▸ **Records to process**
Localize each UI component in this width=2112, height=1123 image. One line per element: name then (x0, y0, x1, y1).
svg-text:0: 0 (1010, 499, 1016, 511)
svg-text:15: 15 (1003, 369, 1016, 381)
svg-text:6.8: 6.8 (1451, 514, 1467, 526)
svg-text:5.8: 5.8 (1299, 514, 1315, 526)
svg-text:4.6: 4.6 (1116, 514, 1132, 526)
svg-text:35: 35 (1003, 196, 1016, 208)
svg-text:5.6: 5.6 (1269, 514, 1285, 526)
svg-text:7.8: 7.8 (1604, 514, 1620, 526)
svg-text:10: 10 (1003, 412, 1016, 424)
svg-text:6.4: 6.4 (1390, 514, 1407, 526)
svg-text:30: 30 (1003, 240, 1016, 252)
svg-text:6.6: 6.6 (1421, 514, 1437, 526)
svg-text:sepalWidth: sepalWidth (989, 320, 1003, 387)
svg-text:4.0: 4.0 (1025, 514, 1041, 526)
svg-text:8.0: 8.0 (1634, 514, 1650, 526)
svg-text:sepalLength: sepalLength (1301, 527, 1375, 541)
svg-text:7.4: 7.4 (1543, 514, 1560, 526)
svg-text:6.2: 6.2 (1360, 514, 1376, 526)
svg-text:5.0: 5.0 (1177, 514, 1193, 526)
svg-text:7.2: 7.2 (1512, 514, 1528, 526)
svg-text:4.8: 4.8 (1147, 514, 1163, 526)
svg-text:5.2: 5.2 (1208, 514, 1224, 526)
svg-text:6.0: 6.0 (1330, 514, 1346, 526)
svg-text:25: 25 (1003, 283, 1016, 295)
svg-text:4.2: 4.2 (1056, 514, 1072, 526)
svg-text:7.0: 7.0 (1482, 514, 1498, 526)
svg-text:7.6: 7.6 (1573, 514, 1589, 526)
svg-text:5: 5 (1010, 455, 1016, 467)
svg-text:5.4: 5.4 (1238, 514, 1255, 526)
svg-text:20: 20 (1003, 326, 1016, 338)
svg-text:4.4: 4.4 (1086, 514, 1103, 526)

▸ **Instructions to follow**
Retype all of the data above line for line, with no changes.

▸ **Output of the exercise**
Localize each UI component in this width=2112, height=1123 image. One line per element: name then (x0, y0, x1, y1).
svg-text:0: 0 (1010, 499, 1016, 511)
svg-text:15: 15 (1003, 369, 1016, 381)
svg-text:6.8: 6.8 (1451, 514, 1467, 526)
svg-text:5.8: 5.8 (1299, 514, 1315, 526)
svg-text:4.6: 4.6 (1116, 514, 1132, 526)
svg-text:35: 35 (1003, 196, 1016, 208)
svg-text:5.6: 5.6 (1269, 514, 1285, 526)
svg-text:7.8: 7.8 (1604, 514, 1620, 526)
svg-text:10: 10 (1003, 412, 1016, 424)
svg-text:6.4: 6.4 (1390, 514, 1407, 526)
svg-text:30: 30 (1003, 240, 1016, 252)
svg-text:6.6: 6.6 (1421, 514, 1437, 526)
svg-text:sepalWidth: sepalWidth (989, 320, 1003, 387)
svg-text:4.0: 4.0 (1025, 514, 1041, 526)
svg-text:8.0: 8.0 (1634, 514, 1650, 526)
svg-text:sepalLength: sepalLength (1301, 527, 1375, 541)
svg-text:7.4: 7.4 (1543, 514, 1560, 526)
svg-text:6.2: 6.2 (1360, 514, 1376, 526)
svg-text:5.0: 5.0 (1177, 514, 1193, 526)
svg-text:7.2: 7.2 (1512, 514, 1528, 526)
svg-text:4.8: 4.8 (1147, 514, 1163, 526)
svg-text:5.2: 5.2 (1208, 514, 1224, 526)
svg-text:6.0: 6.0 (1330, 514, 1346, 526)
svg-text:25: 25 (1003, 283, 1016, 295)
svg-text:4.2: 4.2 (1056, 514, 1072, 526)
svg-text:7.0: 7.0 (1482, 514, 1498, 526)
svg-text:7.6: 7.6 (1573, 514, 1589, 526)
svg-text:5: 5 (1010, 455, 1016, 467)
svg-text:5.4: 5.4 (1238, 514, 1255, 526)
svg-text:20: 20 (1003, 326, 1016, 338)
svg-text:4.4: 4.4 (1086, 514, 1103, 526)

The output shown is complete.